AIM OF THE EXERCISE:
Images are not part of the copy; write out the rest of the data exactly as given.
━━━━━ PROVIDED DATA ━━━━━
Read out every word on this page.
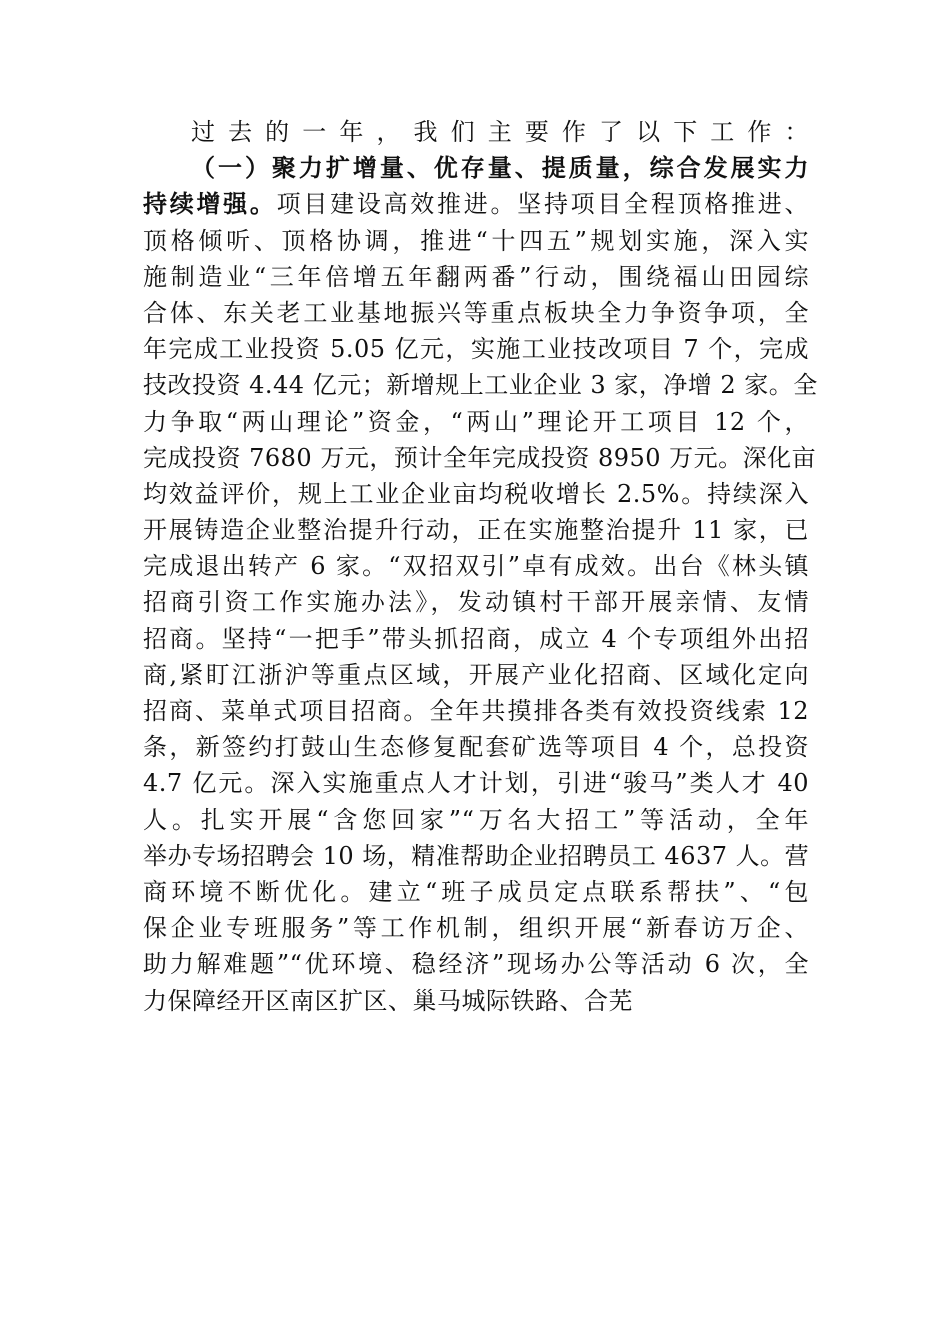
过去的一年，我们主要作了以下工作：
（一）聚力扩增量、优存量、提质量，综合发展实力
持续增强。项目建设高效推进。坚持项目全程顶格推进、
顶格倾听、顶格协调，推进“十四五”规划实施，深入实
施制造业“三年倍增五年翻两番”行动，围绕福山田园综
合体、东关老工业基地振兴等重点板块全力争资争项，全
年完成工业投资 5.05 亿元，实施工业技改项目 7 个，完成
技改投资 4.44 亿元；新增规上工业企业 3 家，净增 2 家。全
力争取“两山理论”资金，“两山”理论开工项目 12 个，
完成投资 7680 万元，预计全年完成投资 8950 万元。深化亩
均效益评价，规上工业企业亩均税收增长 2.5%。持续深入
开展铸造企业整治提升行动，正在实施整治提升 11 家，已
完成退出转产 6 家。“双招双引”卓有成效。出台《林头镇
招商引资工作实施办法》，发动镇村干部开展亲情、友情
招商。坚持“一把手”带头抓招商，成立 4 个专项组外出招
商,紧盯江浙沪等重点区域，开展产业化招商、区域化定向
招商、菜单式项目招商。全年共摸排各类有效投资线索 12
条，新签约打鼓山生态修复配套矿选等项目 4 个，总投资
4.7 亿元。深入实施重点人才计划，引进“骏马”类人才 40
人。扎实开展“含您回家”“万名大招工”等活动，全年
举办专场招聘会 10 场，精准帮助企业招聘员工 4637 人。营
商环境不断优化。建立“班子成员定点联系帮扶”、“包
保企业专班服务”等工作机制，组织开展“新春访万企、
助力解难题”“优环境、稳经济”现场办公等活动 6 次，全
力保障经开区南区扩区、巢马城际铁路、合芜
━━━━━
REPLY TO THE TASK:
Read out every word on this page.
过去的一年，我们主要作了以下工作：
（一）聚力扩增量、优存量、提质量，综合发展实力
持续增强。项目建设高效推进。坚持项目全程顶格推进、
顶格倾听、顶格协调，推进“十四五”规划实施，深入实
施制造业“三年倍增五年翻两番”行动，围绕福山田园综
合体、东关老工业基地振兴等重点板块全力争资争项，全
年完成工业投资 5.05 亿元，实施工业技改项目 7 个，完成
技改投资 4.44 亿元；新增规上工业企业 3 家，净增 2 家。全
力争取“两山理论”资金，“两山”理论开工项目 12 个，
完成投资 7680 万元，预计全年完成投资 8950 万元。深化亩
均效益评价，规上工业企业亩均税收增长 2.5%。持续深入
开展铸造企业整治提升行动，正在实施整治提升 11 家，已
完成退出转产 6 家。“双招双引”卓有成效。出台《林头镇
招商引资工作实施办法》，发动镇村干部开展亲情、友情
招商。坚持“一把手”带头抓招商，成立 4 个专项组外出招
商,紧盯江浙沪等重点区域，开展产业化招商、区域化定向
招商、菜单式项目招商。全年共摸排各类有效投资线索 12
条，新签约打鼓山生态修复配套矿选等项目 4 个，总投资
4.7 亿元。深入实施重点人才计划，引进“骏马”类人才 40
人。扎实开展“含您回家”“万名大招工”等活动，全年
举办专场招聘会 10 场，精准帮助企业招聘员工 4637 人。营
商环境不断优化。建立“班子成员定点联系帮扶”、“包
保企业专班服务”等工作机制，组织开展“新春访万企、
助力解难题”“优环境、稳经济”现场办公等活动 6 次，全
力保障经开区南区扩区、巢马城际铁路、合芜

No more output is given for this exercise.